[[ Extracted entries, beginning ]]
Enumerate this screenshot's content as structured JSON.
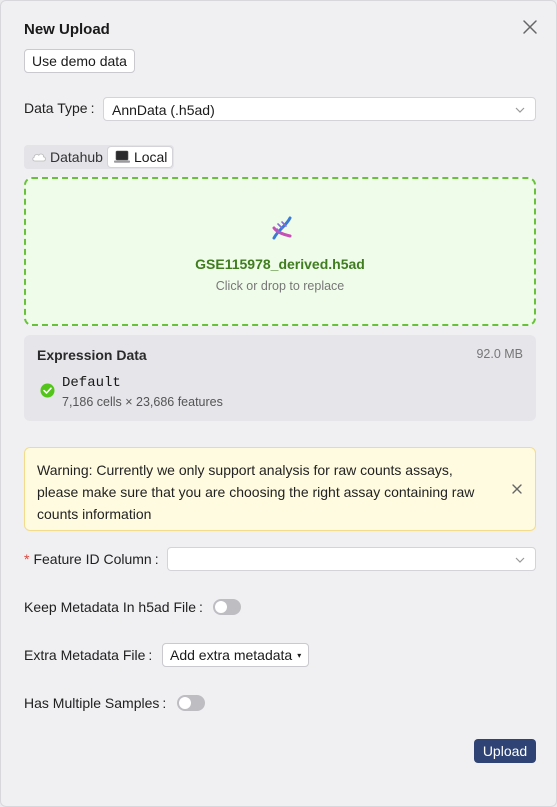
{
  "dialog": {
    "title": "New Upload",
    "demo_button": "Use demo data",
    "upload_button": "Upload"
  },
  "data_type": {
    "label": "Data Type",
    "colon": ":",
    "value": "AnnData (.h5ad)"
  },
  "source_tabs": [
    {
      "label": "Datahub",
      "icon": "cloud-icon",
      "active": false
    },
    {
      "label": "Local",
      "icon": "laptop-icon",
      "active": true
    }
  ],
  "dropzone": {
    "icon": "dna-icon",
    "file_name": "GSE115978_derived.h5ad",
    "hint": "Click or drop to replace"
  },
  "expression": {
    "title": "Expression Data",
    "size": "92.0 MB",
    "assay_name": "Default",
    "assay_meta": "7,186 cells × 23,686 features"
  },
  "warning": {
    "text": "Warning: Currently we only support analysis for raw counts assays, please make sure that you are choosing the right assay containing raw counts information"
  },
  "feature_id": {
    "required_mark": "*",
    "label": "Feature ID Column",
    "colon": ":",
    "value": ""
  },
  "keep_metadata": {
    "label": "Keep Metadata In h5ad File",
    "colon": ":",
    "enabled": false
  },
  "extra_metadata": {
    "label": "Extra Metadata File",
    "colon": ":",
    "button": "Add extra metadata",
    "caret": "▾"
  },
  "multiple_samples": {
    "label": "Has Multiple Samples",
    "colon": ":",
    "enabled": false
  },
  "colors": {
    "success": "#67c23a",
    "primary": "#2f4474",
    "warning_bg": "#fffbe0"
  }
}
[[ Extracted entries, end ]]
What you should do: Print all the records exactly, minus any images.

Task solution:
Enumerate this screenshot's content as structured JSON.
{
  "dialog": {
    "title": "New Upload",
    "demo_button": "Use demo data",
    "upload_button": "Upload"
  },
  "data_type": {
    "label": "Data Type",
    "colon": ":",
    "value": "AnnData (.h5ad)"
  },
  "source_tabs": [
    {
      "label": "Datahub",
      "icon": "cloud-icon",
      "active": false
    },
    {
      "label": "Local",
      "icon": "laptop-icon",
      "active": true
    }
  ],
  "dropzone": {
    "icon": "dna-icon",
    "file_name": "GSE115978_derived.h5ad",
    "hint": "Click or drop to replace"
  },
  "expression": {
    "title": "Expression Data",
    "size": "92.0 MB",
    "assay_name": "Default",
    "assay_meta": "7,186 cells × 23,686 features"
  },
  "warning": {
    "text": "Warning: Currently we only support analysis for raw counts assays, please make sure that you are choosing the right assay containing raw counts information"
  },
  "feature_id": {
    "required_mark": "*",
    "label": "Feature ID Column",
    "colon": ":",
    "value": ""
  },
  "keep_metadata": {
    "label": "Keep Metadata In h5ad File",
    "colon": ":",
    "enabled": false
  },
  "extra_metadata": {
    "label": "Extra Metadata File",
    "colon": ":",
    "button": "Add extra metadata",
    "caret": "▾"
  },
  "multiple_samples": {
    "label": "Has Multiple Samples",
    "colon": ":",
    "enabled": false
  },
  "colors": {
    "success": "#67c23a",
    "primary": "#2f4474",
    "warning_bg": "#fffbe0"
  }
}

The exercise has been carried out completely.